The exercise: State how many lines in the entries below contain "associée". Write nothing but the number.
════════════════════
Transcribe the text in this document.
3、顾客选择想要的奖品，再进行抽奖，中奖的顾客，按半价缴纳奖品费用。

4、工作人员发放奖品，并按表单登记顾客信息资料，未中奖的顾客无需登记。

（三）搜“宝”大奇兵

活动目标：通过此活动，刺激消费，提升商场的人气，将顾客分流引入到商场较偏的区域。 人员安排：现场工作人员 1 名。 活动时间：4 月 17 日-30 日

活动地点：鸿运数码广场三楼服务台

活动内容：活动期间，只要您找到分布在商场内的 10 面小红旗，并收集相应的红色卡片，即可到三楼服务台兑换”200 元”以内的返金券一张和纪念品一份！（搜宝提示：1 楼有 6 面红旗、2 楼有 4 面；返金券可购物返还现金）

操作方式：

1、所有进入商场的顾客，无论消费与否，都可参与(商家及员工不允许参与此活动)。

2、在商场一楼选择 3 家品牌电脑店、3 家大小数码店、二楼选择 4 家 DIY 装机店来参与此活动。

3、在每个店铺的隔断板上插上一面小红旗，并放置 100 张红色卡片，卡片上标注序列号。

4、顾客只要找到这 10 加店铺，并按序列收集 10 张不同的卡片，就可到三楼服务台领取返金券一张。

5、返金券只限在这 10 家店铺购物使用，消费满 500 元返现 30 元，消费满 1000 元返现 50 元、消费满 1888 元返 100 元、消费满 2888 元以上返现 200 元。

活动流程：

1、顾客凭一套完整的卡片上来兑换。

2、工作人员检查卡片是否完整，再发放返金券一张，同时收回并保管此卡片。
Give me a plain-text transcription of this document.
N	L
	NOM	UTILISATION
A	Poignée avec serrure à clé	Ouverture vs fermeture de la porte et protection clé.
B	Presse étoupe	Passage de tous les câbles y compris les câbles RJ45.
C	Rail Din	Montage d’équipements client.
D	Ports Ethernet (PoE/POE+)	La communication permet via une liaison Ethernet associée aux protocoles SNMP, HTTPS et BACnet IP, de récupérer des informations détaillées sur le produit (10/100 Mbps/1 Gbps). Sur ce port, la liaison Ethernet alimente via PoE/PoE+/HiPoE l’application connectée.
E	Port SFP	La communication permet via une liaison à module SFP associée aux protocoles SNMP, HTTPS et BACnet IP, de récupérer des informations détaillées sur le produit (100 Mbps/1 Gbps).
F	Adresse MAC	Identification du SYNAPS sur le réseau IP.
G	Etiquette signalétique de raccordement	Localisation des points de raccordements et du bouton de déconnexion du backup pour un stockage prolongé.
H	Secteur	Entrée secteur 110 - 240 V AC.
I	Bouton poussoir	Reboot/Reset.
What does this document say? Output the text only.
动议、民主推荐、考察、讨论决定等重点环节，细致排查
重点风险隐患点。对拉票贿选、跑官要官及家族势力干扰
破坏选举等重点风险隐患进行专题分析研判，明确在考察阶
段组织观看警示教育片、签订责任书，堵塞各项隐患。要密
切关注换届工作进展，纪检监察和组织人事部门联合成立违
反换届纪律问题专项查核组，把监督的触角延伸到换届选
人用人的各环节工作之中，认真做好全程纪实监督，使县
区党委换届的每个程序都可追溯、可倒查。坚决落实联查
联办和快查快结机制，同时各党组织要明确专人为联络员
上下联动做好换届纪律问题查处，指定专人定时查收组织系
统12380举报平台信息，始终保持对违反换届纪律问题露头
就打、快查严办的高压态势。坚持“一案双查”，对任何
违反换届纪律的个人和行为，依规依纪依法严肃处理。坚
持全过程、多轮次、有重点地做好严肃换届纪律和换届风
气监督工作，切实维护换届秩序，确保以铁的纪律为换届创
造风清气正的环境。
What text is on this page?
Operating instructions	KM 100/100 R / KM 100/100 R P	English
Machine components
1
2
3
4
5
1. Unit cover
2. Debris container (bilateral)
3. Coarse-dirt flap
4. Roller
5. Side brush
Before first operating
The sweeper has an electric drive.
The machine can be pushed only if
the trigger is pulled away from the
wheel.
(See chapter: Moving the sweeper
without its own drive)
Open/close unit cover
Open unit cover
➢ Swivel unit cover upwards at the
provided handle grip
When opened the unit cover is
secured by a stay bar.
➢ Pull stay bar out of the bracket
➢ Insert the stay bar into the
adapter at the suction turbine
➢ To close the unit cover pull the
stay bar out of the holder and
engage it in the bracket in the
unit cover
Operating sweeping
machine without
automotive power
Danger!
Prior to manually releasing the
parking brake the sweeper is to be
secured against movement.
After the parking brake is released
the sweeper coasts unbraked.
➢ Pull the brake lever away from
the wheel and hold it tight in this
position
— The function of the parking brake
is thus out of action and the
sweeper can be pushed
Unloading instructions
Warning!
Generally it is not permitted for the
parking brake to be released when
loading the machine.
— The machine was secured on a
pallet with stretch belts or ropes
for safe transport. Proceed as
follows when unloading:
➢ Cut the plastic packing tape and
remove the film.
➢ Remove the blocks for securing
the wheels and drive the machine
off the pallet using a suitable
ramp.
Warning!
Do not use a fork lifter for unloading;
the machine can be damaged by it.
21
════════════════════
Response to this task: 2